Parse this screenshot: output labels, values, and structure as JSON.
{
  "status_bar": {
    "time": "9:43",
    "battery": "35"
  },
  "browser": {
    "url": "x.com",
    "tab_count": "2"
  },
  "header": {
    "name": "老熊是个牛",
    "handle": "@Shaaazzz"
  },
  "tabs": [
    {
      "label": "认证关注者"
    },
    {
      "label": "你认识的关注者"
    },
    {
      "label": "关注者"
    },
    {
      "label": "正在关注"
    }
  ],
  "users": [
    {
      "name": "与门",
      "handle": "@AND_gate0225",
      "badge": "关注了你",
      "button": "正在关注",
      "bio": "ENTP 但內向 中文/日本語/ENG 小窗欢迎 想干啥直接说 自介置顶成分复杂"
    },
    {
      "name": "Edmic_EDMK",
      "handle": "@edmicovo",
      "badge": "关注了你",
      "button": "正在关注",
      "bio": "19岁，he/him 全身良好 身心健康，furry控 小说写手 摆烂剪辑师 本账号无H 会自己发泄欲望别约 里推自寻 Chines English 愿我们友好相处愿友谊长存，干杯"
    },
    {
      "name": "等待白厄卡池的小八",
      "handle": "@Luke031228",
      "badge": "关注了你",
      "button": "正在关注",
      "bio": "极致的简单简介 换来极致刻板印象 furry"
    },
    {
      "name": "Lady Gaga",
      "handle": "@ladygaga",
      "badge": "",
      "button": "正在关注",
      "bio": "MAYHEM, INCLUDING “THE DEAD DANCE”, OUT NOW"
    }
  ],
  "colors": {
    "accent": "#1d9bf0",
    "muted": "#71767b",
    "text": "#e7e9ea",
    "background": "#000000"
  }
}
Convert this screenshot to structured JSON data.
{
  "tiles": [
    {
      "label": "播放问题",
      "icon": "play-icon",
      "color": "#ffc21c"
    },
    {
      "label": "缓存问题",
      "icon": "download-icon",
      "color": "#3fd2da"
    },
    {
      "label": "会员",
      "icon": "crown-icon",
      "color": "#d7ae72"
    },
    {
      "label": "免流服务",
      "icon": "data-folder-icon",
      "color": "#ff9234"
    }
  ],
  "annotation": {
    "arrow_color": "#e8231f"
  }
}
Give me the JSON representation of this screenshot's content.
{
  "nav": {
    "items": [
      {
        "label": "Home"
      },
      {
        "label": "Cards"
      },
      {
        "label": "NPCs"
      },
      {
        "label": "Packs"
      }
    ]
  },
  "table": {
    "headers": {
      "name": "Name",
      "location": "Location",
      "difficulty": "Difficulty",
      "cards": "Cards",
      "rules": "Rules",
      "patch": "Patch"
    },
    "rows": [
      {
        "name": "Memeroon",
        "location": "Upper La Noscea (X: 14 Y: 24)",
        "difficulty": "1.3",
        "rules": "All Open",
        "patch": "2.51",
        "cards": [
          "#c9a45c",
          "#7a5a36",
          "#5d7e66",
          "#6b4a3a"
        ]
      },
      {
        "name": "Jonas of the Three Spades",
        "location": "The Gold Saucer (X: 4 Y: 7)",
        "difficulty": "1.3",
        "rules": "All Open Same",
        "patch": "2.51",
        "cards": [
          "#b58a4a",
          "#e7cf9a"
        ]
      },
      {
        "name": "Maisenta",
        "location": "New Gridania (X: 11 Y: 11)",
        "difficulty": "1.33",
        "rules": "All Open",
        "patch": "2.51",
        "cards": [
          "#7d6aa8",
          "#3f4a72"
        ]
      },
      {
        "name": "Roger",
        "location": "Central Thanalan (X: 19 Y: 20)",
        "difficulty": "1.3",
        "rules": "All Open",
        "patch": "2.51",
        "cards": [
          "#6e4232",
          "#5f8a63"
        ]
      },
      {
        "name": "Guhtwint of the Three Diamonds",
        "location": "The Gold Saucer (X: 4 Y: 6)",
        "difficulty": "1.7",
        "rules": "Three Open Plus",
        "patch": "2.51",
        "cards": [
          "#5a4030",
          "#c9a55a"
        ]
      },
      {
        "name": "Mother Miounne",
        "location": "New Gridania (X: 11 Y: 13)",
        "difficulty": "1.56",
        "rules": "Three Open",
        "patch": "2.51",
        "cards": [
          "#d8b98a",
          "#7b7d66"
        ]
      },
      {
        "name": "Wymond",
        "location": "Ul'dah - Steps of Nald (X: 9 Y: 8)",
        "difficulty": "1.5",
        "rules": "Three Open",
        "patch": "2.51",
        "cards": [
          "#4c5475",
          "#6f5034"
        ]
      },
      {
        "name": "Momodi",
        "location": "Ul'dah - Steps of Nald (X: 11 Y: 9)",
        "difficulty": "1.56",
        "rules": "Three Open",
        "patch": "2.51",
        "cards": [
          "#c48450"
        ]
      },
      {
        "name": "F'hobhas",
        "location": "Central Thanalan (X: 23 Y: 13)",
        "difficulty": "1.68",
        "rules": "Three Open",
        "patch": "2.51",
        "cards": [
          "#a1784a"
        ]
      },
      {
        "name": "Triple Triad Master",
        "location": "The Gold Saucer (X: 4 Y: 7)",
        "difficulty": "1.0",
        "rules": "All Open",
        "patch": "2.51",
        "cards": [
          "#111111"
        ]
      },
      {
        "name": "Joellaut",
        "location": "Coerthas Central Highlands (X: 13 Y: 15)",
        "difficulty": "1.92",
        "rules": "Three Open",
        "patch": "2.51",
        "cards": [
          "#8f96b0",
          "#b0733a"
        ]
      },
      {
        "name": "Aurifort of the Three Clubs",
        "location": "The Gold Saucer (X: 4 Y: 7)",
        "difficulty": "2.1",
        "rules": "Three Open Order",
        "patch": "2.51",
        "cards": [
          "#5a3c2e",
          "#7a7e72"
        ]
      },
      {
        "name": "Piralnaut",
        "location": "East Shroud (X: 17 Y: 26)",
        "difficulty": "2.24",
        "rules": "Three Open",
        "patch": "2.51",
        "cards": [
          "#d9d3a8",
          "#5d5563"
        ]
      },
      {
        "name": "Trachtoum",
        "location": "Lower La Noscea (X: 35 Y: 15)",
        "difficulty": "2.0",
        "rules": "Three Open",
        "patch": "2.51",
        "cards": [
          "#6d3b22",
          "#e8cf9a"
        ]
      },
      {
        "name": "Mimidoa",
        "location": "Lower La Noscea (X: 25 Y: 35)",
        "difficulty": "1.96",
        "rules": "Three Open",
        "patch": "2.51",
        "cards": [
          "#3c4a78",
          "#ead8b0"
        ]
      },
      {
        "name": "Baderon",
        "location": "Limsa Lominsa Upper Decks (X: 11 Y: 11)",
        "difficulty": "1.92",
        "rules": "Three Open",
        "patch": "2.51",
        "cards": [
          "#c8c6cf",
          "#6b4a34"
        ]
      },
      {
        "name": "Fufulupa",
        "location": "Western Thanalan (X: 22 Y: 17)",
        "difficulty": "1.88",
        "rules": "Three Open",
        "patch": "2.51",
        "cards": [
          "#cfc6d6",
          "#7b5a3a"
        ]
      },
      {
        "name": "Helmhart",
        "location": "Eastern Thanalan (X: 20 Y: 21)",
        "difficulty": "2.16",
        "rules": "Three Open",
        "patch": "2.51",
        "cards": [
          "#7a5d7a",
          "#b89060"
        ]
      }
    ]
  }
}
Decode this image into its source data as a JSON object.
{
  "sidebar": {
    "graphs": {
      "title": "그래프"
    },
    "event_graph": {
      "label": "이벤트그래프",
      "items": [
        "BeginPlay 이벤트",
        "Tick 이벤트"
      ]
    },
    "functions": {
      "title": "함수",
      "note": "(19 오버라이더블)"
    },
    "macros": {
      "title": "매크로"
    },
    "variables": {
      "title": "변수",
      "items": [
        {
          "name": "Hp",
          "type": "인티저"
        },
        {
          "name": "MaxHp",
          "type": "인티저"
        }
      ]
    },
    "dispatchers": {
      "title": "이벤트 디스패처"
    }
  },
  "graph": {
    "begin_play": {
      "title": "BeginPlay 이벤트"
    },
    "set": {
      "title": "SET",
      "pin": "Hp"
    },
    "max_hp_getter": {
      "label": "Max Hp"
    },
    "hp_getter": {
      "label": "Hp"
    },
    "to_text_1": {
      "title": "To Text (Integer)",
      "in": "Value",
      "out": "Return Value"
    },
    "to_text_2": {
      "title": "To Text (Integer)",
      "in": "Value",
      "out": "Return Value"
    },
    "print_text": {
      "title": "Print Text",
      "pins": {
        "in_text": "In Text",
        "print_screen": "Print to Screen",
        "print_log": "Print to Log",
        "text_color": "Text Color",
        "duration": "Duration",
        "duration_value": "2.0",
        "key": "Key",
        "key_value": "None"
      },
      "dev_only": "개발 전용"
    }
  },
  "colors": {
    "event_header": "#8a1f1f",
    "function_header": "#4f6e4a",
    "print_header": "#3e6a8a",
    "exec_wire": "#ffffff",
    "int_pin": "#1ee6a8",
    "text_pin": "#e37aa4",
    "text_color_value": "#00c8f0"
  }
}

◆ **Short exercise**
Across the entries, how many lines hold the word "JSON"? Say only the number.

◆ **Response to this task**
4